◆ DATA TO USE:
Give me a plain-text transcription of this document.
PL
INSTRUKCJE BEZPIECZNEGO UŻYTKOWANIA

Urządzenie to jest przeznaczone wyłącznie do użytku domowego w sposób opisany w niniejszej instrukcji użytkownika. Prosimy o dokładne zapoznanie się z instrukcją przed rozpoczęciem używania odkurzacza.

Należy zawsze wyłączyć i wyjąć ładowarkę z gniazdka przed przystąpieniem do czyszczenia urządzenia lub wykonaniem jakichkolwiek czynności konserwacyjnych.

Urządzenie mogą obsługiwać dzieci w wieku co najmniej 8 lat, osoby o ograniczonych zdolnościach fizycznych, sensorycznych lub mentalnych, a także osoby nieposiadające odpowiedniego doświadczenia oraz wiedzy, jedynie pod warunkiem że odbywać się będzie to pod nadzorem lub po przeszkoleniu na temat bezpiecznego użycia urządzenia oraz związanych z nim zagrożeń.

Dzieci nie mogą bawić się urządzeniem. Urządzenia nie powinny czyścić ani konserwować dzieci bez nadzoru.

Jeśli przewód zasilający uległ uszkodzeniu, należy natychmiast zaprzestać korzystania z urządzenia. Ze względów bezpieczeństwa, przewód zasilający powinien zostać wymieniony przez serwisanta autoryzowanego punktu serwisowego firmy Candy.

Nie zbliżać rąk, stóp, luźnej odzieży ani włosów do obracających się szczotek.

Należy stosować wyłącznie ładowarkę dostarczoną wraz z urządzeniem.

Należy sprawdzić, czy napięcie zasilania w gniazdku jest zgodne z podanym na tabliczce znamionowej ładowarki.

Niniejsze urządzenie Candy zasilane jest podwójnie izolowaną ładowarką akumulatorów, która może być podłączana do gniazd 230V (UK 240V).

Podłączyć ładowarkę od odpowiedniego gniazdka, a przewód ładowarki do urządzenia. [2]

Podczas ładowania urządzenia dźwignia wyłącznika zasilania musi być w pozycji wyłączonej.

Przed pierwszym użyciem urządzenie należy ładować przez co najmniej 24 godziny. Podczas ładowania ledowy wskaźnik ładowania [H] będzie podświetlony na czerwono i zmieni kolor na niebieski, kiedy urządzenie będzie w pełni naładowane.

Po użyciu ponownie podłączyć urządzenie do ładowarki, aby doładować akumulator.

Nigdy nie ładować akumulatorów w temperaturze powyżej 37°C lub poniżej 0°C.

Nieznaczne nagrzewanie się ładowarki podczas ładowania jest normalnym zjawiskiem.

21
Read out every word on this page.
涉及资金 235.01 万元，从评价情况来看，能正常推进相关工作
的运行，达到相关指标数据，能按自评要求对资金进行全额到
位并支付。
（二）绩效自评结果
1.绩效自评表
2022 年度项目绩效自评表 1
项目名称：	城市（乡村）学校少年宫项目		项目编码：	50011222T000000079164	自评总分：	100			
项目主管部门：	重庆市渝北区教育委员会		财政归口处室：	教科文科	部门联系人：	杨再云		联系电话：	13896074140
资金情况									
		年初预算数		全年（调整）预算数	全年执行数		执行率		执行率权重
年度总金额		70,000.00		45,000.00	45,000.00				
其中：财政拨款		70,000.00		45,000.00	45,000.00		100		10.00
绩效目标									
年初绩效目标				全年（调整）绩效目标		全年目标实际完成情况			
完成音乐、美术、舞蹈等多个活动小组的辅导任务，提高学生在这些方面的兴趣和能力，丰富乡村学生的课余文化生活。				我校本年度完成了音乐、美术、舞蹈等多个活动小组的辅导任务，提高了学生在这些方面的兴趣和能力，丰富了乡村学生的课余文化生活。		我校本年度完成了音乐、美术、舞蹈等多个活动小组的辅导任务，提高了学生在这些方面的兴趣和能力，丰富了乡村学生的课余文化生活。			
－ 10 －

◆ WHAT THE EXERCISE ASKS: Find the word "zasilania" in the entries, and copy every line it shows up in.

◆ THE RESULT:
Należy sprawdzić, czy napięcie zasilania w gniazdku jest zgodne z podanym na tabliczce znamionowej ładowarki.
Podczas ładowania urządzenia dźwignia wyłącznika zasilania musi być w pozycji wyłączonej.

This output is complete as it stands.